■ Text to read
● ● ● ● ●

Thursday, June 24, 2010

Venture Summit East... and VC's, FinReg, Taxes and Whining


On Wednesday, I headed to HarvardBS to panelize on angel investing in a segment named "The Seed Council", a rather unusual title yielding thoughts of fertility.. or infertility.  I spent some time thinking how that applied to investing, but was fortunately interrupted by my fellow panelists. AlwaysOn does a good job of gathering interesting people and ideas and this panel was no exception. Unfortunately, we didn't have much of an audience since it was perhaps fittingly, the dead-last panel wrapping up a three day VC conference agenda. 

The panel line up included friend and moderator Gabor Garai, new friend and fellow traveler Elon Boms, and two other guys doing micro-cap funds who I had not previously met -- Tony from NYC and David from SF.  Here's the agenda item:

Early stage investors play a crucial role in the VC ecosystem. What are they looking for now?
Gabor Garai, Partner and Chair of Private Equity & Venture Capital Practice and Co-Chair of Life Sciences Team, Foley & Lardner
Elon Boms, Managing Director, LaunchCapital
John Landry, Managing Director, Lead Dog Ventures
Tony Tjan, General Partner, The Cue Ball Group
David Blumberg, Managing Partner, Blumberg Capital


Gabor did a fine job of herding the cats with some tantalizing questions about the state of venture capital and its impact on angel investing.  I'll leave my thoughts on that hot topic for another post, but what really struck me was David Blumberg's visible irritation about the impact of possible/probable Washington FinReg policies regarding VC income taxes and the alleged impact of same on innovation in this country. 

Although I don't want to pay any more taxes than next guy, I find the argument that the sky will fall if VCs now have to pay ordinary income rates (adjusted down in fact) on "carried interest" vs. keeping the status quo of paying capital gains rates to be highly specious and unfortunately, predictably arrogant.  Though the opportunity to engage David was there, I decided to hold back -- I'd much rather debate people I'm friends with than people I just met.. it's more sporting!

It would appear that thus far, this is a far more passionate issue on the left coast but I've heard a lot of gnashing of teeth here too!  During our panel, it was certainly reinforced by the hyperbolic statements from Blumberg virtually predicting that the entire innovation infrastructure will risk collapse if the VCs have to pay ordinary income rates on the 'carry'.  Unfortunately AlwaysOn has not posted the video so I'm depending on my feeble memory to support that claim, but frankly I was taken aback.  When they post the video, I'll update this post.

What really stuck in my craw is the ludicrous suggestion that the VCs are the guys taking the risk and therefore they need to be treated 'special' for it.  They're vociferously arguing that the VC partners 20% share of the 'excess returns' after fund capital is paid back (the 'carry') should continue to be treated as capital gains for tax purposes, at a dramatically lower tax rate compared to the FinReg proposal to treat it as ordinary income.

● ● ● ● ●

■ Records provided
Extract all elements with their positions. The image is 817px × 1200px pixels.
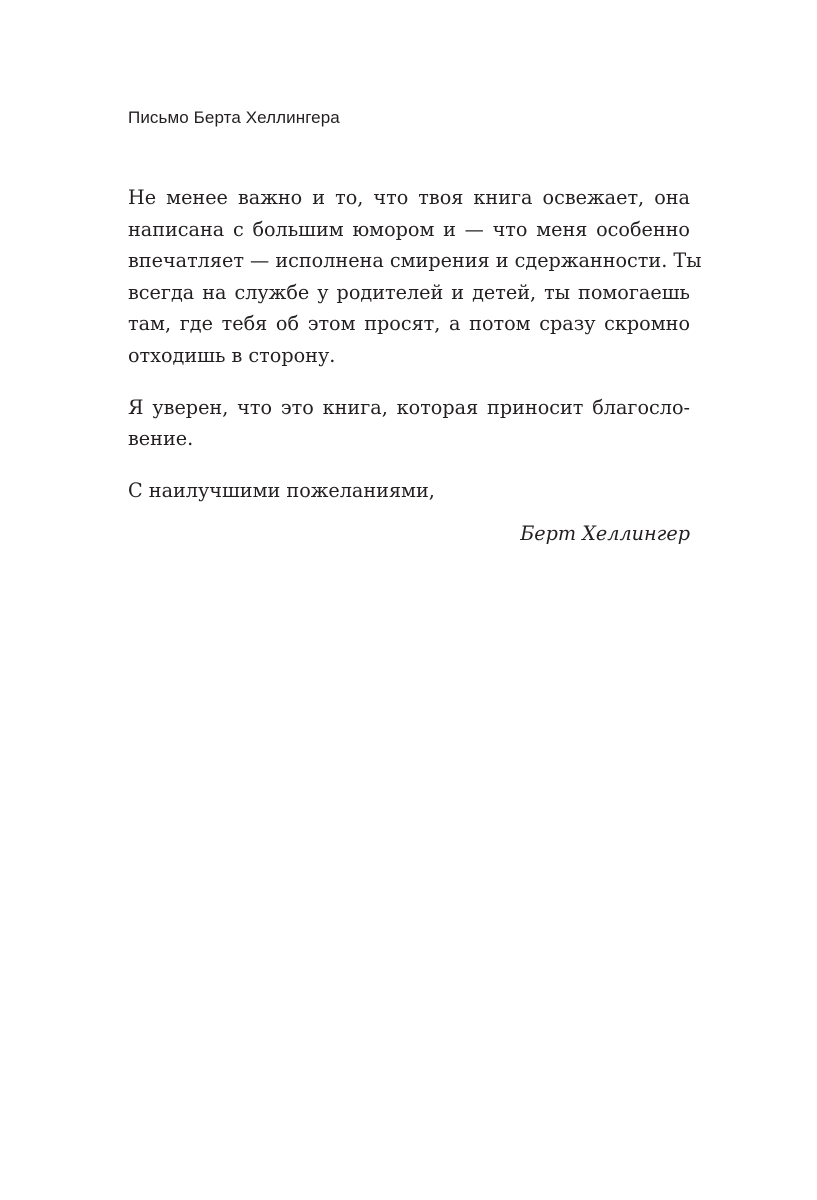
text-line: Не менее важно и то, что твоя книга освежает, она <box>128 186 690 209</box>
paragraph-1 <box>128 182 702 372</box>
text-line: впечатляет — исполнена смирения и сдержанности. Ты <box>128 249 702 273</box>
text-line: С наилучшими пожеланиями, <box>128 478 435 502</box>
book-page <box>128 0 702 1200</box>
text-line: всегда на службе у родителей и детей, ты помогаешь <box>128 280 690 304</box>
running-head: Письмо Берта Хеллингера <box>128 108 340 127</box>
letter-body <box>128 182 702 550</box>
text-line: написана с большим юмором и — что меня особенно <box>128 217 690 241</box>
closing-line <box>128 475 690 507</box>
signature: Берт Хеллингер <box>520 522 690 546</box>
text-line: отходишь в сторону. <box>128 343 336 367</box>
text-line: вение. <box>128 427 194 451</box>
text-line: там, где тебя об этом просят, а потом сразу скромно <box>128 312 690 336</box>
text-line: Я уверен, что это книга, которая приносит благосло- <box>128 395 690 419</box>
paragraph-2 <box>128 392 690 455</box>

● ● ● ● ●

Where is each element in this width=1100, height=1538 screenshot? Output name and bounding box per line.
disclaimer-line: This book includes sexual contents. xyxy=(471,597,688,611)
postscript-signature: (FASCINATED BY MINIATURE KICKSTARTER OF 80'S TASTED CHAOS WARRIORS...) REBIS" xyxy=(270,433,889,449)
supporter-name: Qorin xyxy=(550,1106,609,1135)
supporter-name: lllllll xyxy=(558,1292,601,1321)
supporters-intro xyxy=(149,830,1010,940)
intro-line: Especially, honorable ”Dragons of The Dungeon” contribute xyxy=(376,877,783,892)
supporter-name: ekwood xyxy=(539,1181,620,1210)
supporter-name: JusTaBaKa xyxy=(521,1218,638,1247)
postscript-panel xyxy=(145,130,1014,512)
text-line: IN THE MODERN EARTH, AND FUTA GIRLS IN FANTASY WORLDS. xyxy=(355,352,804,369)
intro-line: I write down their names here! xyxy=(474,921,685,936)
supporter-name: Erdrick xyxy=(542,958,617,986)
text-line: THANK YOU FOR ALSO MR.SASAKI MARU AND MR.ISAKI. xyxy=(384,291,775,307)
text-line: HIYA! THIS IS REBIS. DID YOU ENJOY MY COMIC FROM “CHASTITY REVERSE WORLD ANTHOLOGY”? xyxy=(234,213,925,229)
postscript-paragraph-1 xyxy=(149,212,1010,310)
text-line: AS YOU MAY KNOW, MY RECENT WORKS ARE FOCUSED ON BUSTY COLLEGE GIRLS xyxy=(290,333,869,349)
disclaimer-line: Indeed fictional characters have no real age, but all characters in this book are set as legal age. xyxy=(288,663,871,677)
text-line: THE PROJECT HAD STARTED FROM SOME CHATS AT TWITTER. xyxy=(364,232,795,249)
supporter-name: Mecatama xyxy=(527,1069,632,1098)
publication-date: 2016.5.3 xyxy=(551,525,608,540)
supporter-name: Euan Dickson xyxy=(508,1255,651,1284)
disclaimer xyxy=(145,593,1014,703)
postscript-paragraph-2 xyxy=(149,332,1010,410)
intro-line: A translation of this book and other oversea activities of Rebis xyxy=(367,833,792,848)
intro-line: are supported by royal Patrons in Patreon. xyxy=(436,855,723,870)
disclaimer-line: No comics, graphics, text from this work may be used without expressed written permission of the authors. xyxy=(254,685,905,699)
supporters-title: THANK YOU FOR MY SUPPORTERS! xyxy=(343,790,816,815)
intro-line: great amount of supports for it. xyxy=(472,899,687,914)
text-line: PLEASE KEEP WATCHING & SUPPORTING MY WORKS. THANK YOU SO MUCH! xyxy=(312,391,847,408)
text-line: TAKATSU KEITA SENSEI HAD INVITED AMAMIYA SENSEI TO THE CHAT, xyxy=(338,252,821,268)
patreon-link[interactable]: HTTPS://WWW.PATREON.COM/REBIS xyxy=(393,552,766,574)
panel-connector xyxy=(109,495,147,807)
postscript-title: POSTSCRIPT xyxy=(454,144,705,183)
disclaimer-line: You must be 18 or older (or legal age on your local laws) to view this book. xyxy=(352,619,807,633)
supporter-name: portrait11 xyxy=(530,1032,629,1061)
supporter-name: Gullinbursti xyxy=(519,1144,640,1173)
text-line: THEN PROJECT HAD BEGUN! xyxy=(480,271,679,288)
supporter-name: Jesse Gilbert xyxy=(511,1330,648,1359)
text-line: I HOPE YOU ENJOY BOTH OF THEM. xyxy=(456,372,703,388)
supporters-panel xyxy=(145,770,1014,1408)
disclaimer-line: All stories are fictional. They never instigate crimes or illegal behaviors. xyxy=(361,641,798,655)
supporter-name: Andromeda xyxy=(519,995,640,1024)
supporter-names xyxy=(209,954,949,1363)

● ● ● ● ●

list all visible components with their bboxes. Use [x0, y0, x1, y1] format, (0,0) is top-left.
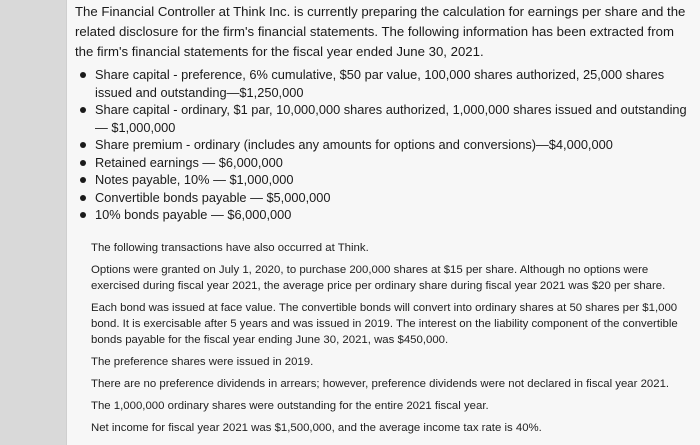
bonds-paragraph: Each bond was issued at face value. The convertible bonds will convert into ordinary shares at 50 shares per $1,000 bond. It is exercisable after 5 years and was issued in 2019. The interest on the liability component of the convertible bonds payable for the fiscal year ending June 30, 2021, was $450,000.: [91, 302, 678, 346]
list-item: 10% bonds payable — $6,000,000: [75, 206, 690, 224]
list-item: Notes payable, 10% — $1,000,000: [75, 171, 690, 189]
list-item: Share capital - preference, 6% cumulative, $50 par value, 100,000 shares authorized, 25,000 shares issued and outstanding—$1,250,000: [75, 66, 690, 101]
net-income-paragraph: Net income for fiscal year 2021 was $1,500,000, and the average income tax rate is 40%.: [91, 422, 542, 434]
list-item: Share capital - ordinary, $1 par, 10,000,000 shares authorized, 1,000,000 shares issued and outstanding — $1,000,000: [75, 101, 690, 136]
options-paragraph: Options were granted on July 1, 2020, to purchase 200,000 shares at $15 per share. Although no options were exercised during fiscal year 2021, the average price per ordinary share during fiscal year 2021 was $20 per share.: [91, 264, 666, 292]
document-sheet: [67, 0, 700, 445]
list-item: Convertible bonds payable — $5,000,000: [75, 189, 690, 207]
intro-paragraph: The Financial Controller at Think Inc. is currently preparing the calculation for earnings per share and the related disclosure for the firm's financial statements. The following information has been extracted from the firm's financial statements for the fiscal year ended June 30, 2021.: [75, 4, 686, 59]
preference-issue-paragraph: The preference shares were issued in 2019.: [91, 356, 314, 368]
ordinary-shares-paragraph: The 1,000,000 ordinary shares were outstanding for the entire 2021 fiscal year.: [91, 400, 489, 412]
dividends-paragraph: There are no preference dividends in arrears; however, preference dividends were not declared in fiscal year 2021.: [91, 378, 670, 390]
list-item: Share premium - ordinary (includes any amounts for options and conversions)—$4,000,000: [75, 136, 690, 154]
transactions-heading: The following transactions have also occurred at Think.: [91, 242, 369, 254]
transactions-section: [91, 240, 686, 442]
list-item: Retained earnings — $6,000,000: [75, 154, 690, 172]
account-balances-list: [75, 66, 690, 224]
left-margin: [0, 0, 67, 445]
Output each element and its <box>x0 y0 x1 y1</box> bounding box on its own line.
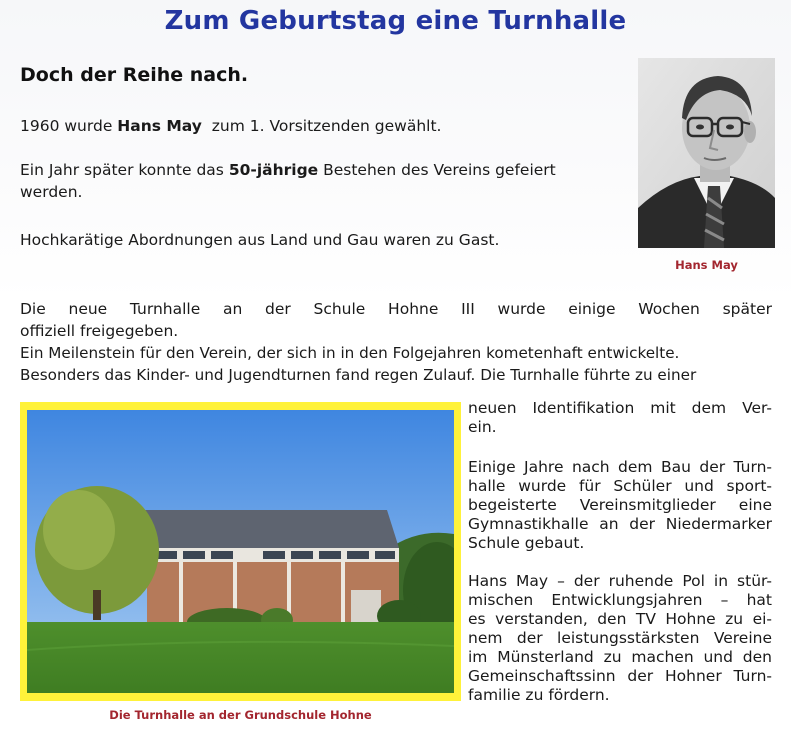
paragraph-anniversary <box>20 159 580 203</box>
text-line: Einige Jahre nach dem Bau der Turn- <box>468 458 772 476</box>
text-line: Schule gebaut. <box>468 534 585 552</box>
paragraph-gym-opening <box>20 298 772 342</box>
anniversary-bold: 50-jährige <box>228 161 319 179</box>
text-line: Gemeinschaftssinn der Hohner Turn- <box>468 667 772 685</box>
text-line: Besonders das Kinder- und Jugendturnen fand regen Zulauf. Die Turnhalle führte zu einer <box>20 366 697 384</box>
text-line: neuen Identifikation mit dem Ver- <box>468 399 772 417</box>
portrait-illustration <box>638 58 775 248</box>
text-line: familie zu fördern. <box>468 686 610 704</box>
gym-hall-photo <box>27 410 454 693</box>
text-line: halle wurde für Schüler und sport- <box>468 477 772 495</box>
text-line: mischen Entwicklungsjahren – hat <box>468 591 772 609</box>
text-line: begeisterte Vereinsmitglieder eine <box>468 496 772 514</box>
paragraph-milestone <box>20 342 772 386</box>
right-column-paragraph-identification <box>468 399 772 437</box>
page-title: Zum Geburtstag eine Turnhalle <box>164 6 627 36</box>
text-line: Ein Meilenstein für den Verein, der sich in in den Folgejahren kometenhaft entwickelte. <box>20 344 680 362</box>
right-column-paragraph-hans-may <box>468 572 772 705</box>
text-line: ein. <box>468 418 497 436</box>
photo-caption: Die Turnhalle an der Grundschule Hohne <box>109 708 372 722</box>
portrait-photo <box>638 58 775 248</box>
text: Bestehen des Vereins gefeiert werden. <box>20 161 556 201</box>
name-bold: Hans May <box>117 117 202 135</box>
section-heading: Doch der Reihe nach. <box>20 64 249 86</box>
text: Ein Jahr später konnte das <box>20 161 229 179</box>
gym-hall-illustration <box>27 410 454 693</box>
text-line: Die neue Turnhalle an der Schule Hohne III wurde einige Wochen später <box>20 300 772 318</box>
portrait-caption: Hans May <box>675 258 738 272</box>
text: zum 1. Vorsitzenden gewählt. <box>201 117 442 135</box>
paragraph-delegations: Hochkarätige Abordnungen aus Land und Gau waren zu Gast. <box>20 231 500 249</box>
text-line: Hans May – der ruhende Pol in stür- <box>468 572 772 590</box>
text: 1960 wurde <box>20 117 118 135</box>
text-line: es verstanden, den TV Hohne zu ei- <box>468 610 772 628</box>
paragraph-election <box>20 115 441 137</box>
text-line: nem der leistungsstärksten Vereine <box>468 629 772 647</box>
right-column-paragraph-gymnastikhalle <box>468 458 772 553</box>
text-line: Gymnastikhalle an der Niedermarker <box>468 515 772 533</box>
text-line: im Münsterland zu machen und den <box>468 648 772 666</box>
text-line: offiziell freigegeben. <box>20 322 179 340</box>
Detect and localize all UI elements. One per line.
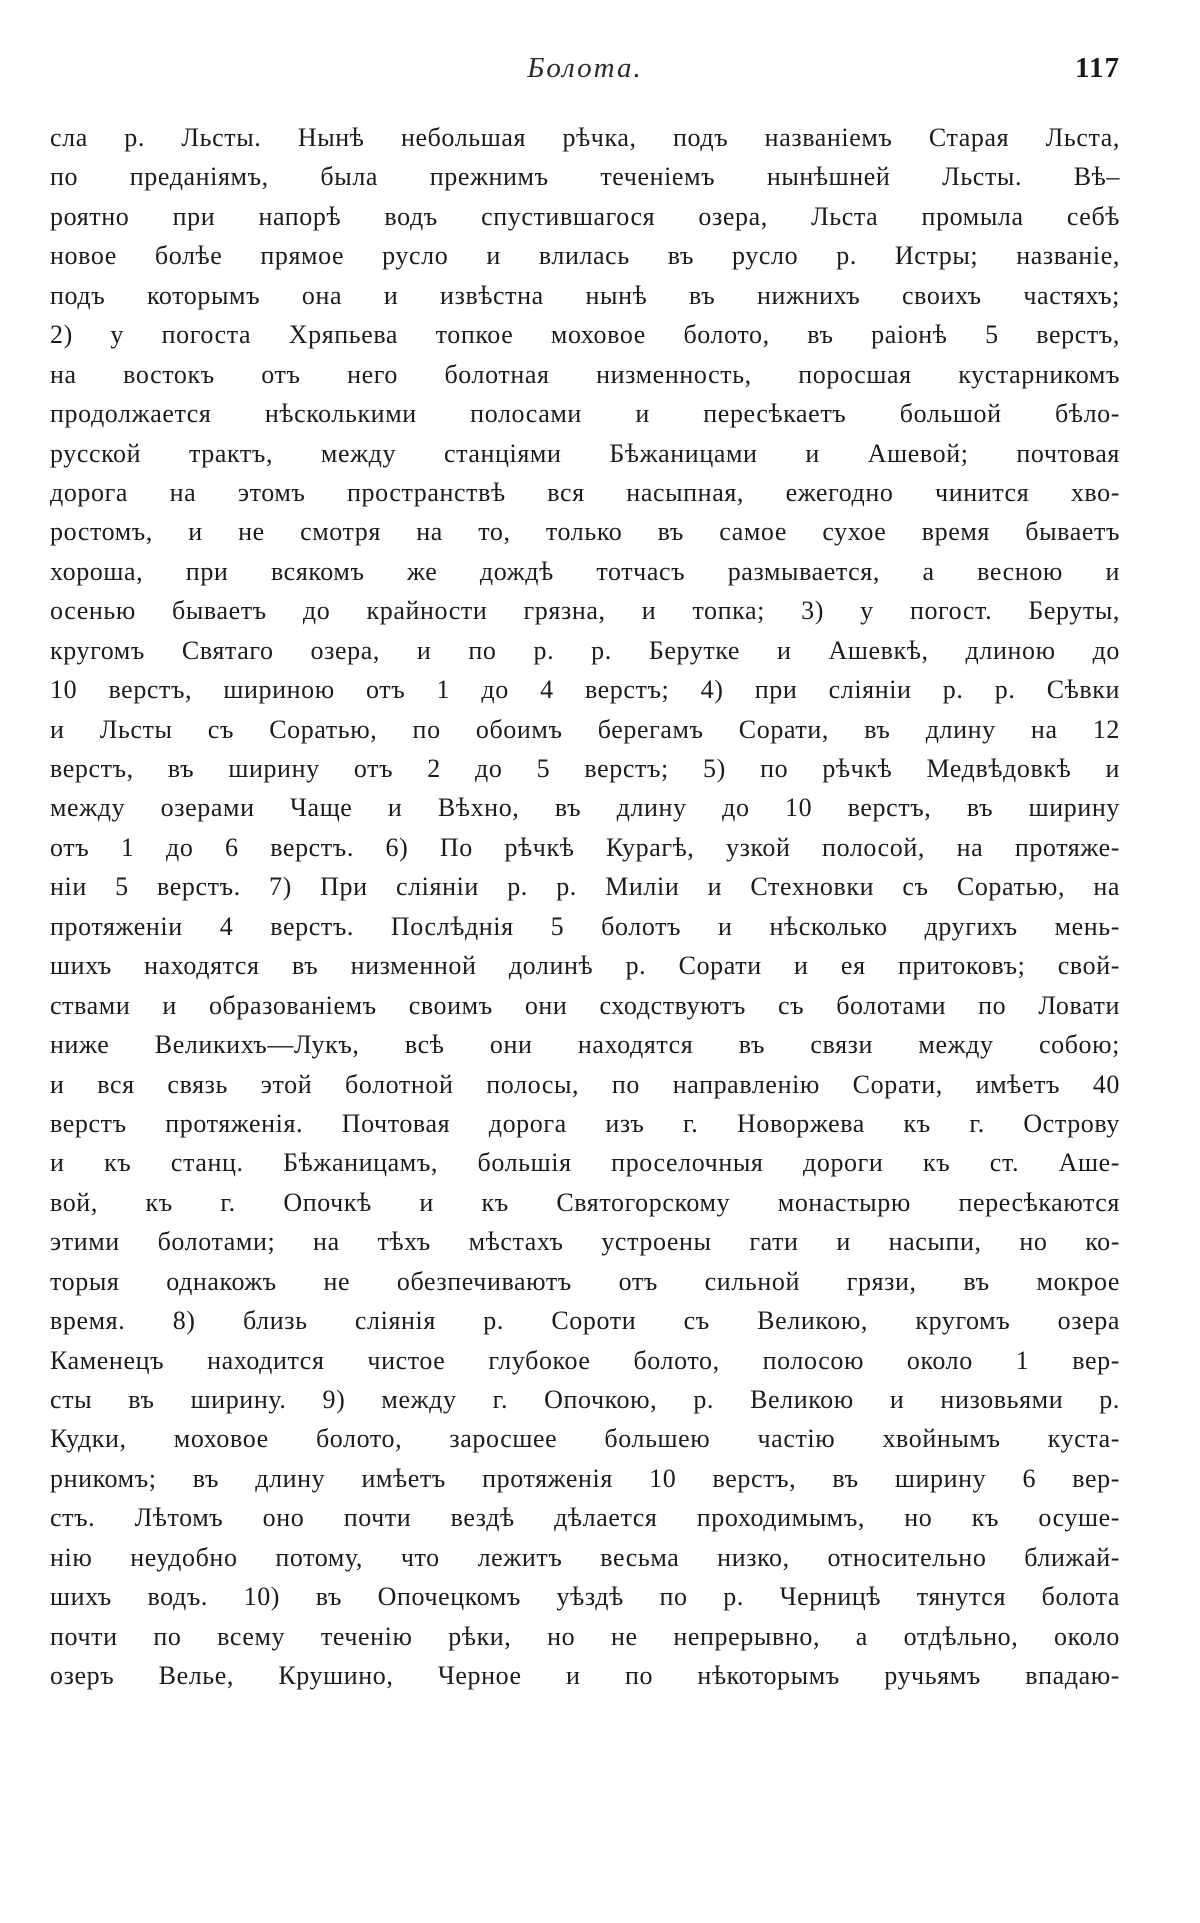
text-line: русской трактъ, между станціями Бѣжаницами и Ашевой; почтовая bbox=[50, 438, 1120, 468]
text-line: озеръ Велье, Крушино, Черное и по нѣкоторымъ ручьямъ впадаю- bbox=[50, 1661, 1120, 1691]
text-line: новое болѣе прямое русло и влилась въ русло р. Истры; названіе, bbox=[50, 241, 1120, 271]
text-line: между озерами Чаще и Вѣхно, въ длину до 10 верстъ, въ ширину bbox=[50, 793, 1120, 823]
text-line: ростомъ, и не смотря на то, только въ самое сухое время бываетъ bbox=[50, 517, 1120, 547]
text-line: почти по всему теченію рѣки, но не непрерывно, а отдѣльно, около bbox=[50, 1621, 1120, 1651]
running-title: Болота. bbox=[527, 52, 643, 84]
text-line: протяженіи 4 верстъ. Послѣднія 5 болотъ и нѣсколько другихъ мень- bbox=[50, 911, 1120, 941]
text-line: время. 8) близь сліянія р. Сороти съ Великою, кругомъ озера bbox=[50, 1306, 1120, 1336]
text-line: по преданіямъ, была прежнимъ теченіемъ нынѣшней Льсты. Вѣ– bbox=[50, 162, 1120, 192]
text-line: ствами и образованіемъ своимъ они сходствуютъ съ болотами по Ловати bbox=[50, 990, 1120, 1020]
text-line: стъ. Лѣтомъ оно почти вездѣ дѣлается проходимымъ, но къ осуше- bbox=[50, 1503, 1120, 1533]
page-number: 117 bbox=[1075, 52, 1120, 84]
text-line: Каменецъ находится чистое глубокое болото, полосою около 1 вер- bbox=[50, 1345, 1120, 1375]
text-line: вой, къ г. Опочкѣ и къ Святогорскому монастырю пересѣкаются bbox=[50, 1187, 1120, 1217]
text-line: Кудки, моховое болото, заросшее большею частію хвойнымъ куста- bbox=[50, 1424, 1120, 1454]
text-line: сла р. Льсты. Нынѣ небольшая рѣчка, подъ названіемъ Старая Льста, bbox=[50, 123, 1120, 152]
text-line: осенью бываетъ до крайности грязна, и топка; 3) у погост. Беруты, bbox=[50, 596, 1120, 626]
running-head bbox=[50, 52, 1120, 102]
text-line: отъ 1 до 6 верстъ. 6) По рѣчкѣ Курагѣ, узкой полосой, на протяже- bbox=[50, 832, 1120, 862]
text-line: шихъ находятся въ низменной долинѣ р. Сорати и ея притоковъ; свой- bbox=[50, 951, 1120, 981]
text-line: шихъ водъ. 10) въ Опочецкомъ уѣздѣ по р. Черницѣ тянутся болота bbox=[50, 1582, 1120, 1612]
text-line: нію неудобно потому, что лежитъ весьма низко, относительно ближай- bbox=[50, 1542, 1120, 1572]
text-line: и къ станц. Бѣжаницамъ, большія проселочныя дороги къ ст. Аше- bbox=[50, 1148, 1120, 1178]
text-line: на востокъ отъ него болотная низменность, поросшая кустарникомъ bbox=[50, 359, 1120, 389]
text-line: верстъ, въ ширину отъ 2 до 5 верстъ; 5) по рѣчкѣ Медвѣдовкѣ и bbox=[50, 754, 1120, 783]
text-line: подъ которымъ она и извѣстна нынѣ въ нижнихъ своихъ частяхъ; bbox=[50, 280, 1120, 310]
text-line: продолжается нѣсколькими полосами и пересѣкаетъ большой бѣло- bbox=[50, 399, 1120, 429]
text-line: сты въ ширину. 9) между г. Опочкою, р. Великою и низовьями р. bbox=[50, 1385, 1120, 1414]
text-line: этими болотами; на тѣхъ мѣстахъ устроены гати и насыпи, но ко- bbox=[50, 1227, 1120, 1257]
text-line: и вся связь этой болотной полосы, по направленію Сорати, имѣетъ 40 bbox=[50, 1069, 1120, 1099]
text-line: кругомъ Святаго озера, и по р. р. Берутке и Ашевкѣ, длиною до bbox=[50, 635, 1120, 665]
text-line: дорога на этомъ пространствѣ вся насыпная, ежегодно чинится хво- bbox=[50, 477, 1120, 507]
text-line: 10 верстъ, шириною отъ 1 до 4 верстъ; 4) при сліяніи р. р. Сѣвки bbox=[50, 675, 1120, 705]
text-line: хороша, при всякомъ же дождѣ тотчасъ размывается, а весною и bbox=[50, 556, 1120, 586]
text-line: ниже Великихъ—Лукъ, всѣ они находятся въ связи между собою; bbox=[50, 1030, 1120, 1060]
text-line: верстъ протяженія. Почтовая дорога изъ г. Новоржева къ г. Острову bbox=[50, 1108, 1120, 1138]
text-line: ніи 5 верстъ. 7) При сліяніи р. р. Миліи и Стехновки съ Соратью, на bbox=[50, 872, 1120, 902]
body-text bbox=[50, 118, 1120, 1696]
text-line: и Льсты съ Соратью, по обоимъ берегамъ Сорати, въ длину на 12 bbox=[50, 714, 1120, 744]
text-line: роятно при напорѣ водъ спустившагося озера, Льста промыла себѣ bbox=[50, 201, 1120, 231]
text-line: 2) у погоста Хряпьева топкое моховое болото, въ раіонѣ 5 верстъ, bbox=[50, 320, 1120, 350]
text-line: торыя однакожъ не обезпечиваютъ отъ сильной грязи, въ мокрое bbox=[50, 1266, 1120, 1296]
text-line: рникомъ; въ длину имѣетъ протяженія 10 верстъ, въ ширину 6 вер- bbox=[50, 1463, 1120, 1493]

● ● ● ● ●

■ Work required
Extend the blog post on the venture capital panel and carried-interest taxes, picking up right after its last sentence. The data is separate material and has no connection to the blog post on the venture capital panel.

■ Expected output
Huh? For starters, VC's are NOT investing their money, or if they are it's a very small percentage of the fund size that WILL be treated as capital gains on their K-1's. Instead, they're investing OPM.. other peoples money!  So help me out with that 'investment risk' argument -- it's their investors that are taking the investment risk, not the VC fund managers.

What these fund  managers get as 'carry'  is what's called a 'BONUS' everywhere else -- if they do well they get paid for doing well! Bonuses for the 'little people' are ALWAYS treated as ordinary income not capital gains.  So the VC's comp plan isn't really much different from other industries.  They derive their salaries from the 2% fee income on committed capital, and the 'carry' is their performance bonus.  It's ordinary 'fee' income and that's not capital gains. If the argument is that their bonus is at risk, I'll be glad to introduce them to every other executive with a comp plan and who pay ordinary income rates on that bonus.  A bonus is a bonus... it's that simple.

If we really wanted to support innovation, then the management teams of the VC portfolio companies should be the folks taxed at preferential rates for exceeding their performance, not the VC's. These entrepreneurs are they guys and gals that took the REAL risk, yet they have to pay ordinary income rates on bonuses just like the rest of the working stiffs in this country.  Unfortunately, the VC argument implies that they've done more to make that innovation happen, a conclusion that's not only incorrect, but indicative of the chutzpah that still pervades an industry that needs (and is getting!) a serious injection of reality.  Ironically, it's a moot point anyway today - the industry as a whole hasn't experienced 'carry' income in ten years!  But I share their optimism about the future!

To be clear, I'm highly supportive of capital gains treatment for real investment gains (and losses).. the money kind, not the time kind!  The VC Fund's INVESTORS are entitled to pay capital gains rates because they INVESTED their money for the long term and took the investment risk, but the logic of claiming that a 'carry bonus' is somehow tied to investment risk of the VC partners defies logic.  And I should state that many VC's agree with my line of thinking here.  Even Union Square's Uber-VC Fred Wilson is in disbelief that his colleagues can actually look at themselves in the mirror after making these arguments.  He argues that if this causes VC partners to INVEST more of their own money, maybe they'll provide better governance and commitment than they do currently investing other peoples money -- but he concludes that 'carry' is nothing more than fee income.


So my VC friends... Despite the fact that I know, respect and appreciate what you do, I think it's time to pay your fair share, to stop the whining and to quit the 'Zombie lies' about how you're taking the risk and innovation is doomed if you have to pay more taxes.  It's getting increasingly pathetic and I know you can do better.  It was a loophole and now it's closing.. live with it.. and let's get on with re-building this economy.